Task brief
How many of the lines below contain "size"? Answer with that number alone.

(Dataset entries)
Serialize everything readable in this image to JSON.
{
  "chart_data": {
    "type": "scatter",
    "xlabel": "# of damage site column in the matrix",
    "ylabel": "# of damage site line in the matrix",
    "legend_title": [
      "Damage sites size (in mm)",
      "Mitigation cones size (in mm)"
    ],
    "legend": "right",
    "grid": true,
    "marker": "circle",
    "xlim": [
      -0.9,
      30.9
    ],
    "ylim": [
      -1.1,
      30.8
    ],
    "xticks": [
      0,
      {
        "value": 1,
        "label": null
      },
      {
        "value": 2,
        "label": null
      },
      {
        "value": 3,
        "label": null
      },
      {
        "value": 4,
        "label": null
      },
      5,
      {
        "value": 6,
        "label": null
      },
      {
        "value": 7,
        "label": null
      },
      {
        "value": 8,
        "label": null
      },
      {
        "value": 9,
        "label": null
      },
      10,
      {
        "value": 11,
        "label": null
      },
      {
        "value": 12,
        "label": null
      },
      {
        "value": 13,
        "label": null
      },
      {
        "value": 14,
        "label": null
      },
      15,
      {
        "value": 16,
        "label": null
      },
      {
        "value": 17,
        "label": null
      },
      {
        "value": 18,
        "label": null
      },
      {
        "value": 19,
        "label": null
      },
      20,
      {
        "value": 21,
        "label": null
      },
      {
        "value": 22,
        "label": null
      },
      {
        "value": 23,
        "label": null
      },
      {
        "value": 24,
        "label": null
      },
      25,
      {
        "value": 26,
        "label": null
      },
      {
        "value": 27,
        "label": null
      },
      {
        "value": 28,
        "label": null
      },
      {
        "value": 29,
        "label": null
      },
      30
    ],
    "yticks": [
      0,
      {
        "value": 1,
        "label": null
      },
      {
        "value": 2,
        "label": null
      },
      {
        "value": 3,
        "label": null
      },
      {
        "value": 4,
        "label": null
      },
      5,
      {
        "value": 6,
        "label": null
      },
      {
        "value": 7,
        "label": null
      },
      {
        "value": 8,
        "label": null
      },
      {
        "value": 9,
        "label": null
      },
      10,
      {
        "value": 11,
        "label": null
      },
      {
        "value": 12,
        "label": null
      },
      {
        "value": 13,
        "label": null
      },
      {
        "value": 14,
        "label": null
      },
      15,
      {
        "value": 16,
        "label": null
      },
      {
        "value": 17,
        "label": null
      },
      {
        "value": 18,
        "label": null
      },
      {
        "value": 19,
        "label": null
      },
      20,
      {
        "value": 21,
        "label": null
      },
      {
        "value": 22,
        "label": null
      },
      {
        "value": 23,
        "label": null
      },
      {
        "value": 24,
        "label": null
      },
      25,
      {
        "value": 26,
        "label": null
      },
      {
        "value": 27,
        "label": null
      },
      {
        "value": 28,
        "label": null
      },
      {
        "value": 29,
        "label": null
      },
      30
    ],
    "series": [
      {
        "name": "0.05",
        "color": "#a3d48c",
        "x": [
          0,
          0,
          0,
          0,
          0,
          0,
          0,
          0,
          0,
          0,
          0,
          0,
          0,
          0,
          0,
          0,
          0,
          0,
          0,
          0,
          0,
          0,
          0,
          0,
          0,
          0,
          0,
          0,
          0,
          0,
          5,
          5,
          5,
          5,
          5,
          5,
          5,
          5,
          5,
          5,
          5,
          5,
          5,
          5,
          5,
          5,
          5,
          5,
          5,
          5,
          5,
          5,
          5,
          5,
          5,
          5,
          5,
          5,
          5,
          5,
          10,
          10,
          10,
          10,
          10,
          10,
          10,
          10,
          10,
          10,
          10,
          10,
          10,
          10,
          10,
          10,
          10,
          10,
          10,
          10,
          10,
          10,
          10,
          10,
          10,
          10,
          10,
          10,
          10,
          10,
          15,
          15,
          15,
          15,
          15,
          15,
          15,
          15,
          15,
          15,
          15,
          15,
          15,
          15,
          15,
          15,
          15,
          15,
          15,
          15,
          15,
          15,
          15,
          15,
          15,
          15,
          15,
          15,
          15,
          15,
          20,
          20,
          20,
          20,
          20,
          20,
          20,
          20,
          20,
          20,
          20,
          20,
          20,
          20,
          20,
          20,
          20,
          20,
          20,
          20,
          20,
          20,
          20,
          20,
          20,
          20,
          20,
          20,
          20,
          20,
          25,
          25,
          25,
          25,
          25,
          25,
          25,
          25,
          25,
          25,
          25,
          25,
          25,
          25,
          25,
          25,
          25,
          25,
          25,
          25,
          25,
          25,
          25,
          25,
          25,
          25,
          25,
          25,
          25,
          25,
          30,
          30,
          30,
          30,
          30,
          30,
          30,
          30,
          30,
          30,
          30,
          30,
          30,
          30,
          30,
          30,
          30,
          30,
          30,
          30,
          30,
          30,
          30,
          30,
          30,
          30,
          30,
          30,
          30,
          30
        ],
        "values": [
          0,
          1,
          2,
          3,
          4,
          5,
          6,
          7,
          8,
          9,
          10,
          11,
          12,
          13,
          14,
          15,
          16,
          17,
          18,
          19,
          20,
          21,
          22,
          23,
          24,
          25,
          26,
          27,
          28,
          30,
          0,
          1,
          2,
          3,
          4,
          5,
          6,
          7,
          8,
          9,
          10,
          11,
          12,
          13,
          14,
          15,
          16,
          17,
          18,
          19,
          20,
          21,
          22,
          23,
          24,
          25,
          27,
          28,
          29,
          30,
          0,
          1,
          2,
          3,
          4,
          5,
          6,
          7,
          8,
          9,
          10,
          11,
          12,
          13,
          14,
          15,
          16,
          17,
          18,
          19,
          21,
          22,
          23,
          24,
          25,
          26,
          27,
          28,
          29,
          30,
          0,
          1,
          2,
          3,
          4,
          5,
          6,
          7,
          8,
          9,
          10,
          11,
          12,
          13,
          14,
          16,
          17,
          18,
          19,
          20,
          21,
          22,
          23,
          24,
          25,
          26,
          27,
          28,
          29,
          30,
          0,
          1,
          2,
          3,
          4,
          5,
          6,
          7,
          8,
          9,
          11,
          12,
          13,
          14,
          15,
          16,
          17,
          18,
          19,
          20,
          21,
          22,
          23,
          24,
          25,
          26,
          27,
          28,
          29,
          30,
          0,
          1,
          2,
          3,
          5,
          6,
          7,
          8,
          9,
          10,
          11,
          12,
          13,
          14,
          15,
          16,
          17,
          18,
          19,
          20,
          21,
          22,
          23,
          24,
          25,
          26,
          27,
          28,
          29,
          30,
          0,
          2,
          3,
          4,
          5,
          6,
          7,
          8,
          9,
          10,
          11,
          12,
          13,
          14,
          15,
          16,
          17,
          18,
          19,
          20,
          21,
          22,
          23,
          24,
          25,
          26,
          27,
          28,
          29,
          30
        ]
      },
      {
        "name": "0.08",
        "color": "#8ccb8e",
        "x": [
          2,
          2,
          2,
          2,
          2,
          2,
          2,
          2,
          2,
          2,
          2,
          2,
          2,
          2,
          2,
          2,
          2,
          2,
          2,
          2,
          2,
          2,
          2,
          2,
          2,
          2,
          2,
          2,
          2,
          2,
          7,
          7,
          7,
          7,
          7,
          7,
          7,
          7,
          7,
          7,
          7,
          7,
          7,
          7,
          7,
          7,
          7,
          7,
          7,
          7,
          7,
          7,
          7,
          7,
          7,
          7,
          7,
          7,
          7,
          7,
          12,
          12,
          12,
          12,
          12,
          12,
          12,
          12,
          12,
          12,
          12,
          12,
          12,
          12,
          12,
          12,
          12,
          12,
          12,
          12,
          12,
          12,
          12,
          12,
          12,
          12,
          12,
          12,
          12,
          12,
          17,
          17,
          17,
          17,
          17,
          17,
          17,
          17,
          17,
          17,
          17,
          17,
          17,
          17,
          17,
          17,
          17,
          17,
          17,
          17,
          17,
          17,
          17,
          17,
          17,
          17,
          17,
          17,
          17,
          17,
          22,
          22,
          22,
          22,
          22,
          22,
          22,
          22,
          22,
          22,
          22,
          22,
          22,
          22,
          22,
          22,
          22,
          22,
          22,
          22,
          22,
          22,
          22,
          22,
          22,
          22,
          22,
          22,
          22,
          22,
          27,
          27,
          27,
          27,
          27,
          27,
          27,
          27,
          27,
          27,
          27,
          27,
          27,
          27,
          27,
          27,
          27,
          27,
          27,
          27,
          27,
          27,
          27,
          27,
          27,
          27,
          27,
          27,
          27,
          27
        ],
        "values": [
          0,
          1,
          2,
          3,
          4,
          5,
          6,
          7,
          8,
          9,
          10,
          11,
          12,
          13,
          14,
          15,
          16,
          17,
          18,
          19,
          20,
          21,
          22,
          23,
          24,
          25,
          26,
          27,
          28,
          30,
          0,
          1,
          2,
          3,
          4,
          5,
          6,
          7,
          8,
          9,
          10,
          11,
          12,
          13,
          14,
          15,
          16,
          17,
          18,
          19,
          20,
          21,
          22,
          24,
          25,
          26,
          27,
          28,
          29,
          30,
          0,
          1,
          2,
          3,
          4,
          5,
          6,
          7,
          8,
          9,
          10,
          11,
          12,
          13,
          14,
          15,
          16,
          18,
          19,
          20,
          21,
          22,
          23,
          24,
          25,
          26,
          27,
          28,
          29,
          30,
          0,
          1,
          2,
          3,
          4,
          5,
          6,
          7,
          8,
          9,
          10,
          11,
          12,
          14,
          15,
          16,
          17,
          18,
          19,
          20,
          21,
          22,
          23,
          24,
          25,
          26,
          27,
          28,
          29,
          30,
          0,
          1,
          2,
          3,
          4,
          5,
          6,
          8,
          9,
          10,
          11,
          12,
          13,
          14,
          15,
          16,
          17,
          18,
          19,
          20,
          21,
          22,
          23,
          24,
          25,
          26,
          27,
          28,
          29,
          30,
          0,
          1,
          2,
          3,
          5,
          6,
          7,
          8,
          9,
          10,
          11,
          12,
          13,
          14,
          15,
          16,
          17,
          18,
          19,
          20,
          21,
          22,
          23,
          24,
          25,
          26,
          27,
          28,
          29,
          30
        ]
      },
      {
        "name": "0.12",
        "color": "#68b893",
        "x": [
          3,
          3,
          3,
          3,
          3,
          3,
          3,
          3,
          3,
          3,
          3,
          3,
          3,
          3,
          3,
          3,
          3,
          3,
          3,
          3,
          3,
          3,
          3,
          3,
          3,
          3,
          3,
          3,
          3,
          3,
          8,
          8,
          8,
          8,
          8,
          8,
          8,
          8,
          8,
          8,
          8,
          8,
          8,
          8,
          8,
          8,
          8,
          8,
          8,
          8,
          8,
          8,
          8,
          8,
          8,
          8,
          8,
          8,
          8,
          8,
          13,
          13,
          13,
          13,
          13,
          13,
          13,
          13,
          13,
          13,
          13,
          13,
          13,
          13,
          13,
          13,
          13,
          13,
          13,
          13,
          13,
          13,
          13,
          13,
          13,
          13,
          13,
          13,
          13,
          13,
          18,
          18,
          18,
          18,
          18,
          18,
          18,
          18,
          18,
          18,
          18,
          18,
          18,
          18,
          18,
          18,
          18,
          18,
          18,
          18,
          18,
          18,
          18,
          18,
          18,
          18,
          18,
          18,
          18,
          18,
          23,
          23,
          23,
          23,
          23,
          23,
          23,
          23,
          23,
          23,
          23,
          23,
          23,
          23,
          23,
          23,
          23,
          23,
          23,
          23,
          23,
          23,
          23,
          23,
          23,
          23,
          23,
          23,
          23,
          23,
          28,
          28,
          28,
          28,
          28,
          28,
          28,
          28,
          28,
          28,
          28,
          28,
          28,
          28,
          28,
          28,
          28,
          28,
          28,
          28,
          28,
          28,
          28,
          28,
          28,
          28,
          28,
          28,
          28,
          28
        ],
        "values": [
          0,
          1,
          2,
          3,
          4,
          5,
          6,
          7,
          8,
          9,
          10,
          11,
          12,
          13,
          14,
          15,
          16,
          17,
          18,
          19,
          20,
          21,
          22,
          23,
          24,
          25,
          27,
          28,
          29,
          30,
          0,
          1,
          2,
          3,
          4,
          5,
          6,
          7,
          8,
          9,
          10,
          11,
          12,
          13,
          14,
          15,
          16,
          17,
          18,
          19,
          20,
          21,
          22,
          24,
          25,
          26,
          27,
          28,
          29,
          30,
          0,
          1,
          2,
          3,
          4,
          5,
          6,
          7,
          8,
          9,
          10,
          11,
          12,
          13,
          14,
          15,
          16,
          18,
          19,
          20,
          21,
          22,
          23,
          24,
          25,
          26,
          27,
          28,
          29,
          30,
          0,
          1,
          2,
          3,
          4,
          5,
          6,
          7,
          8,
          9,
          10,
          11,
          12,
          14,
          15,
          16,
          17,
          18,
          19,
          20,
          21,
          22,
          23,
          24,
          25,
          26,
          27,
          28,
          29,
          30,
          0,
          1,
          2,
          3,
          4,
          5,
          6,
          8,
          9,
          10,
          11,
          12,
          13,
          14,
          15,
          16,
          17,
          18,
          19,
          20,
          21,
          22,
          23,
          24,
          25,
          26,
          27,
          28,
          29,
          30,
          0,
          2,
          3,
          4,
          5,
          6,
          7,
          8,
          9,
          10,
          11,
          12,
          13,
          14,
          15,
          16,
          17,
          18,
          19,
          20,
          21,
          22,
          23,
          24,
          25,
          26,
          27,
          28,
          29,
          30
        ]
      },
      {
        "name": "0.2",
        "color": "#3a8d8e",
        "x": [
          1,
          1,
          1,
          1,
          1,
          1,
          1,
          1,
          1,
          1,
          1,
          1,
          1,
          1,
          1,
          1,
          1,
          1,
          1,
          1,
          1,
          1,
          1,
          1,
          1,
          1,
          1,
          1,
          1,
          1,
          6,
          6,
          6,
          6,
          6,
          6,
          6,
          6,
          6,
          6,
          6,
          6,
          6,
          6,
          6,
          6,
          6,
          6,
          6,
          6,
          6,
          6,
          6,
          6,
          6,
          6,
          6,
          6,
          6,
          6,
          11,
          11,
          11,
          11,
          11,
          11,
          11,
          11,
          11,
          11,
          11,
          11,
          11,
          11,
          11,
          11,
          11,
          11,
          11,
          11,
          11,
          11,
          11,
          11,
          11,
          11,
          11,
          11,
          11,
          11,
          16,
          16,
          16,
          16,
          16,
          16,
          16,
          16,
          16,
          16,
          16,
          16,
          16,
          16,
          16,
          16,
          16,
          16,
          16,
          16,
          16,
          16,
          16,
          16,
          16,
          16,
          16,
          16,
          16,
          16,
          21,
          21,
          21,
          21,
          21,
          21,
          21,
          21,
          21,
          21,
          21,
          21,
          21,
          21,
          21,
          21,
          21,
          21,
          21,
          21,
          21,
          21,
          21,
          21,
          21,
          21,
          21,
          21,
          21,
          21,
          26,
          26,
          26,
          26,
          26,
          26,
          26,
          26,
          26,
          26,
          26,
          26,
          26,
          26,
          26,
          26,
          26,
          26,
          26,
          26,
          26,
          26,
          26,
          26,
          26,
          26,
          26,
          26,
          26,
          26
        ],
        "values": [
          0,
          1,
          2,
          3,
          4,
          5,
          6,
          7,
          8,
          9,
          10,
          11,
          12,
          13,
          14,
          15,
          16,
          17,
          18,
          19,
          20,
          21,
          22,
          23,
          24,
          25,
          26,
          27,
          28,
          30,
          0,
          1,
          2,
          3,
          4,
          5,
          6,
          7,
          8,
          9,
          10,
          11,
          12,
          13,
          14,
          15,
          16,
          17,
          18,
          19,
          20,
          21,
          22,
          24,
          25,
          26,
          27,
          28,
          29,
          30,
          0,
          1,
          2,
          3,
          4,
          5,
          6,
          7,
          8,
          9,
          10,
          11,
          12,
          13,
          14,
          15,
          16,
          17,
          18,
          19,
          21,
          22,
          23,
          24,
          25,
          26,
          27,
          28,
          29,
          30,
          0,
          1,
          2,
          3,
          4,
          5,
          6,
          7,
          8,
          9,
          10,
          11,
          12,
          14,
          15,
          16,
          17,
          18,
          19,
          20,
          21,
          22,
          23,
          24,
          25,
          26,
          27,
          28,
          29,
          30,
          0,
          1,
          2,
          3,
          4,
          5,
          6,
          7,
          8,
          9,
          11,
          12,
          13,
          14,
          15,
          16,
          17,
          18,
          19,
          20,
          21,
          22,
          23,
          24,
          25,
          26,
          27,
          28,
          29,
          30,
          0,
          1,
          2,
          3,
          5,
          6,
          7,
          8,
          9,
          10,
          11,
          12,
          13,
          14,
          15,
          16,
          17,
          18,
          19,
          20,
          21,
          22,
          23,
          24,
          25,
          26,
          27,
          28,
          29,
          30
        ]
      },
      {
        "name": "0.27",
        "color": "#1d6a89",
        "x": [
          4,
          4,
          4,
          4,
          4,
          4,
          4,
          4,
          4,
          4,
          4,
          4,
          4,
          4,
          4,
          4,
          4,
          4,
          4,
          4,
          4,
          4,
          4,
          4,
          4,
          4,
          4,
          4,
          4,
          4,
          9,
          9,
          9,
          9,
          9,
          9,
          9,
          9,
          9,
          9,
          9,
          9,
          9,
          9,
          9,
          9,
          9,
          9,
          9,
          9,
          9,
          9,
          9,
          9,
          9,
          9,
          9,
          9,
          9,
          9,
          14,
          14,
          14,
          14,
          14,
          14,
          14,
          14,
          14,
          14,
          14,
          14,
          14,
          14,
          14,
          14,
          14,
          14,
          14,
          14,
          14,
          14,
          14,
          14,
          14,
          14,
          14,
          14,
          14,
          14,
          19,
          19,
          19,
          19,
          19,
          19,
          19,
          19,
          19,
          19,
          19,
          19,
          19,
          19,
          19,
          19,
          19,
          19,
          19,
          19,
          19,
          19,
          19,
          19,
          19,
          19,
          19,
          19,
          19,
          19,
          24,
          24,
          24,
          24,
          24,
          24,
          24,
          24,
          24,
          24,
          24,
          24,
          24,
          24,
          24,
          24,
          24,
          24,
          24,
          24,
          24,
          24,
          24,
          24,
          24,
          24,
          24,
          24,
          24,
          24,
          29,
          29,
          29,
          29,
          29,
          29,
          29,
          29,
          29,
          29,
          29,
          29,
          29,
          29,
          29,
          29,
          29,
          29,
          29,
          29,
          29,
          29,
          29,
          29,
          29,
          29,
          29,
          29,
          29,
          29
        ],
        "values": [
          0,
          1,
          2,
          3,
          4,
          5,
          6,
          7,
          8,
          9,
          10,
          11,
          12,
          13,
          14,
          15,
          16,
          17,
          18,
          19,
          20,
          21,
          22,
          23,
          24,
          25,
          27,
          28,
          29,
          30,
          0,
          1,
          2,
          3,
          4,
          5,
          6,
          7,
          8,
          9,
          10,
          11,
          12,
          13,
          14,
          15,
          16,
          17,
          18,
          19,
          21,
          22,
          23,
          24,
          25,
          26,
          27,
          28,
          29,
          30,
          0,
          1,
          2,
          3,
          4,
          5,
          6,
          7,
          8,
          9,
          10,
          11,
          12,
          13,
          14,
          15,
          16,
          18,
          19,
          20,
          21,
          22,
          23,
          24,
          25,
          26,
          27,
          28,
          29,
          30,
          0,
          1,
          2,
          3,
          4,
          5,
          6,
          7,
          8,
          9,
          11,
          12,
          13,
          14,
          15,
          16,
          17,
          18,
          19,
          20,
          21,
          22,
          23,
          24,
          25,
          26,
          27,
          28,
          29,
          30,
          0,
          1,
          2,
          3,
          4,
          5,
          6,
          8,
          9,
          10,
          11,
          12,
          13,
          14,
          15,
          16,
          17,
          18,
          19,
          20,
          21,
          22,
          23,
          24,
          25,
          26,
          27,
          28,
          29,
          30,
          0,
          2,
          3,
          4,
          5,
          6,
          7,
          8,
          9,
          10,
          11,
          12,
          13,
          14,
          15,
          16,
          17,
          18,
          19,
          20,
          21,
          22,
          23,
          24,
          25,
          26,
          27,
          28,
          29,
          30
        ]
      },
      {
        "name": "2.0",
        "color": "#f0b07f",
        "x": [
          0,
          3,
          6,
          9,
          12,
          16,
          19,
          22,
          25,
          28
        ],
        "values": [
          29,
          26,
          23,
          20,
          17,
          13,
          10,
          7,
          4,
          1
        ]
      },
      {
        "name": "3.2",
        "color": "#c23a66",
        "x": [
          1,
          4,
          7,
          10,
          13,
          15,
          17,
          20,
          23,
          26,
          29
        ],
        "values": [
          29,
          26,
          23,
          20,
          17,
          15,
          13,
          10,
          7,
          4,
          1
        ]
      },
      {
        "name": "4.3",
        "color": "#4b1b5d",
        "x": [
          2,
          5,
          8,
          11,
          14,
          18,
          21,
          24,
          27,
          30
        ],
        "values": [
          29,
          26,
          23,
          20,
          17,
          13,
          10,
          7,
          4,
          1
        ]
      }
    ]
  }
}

Complete output
2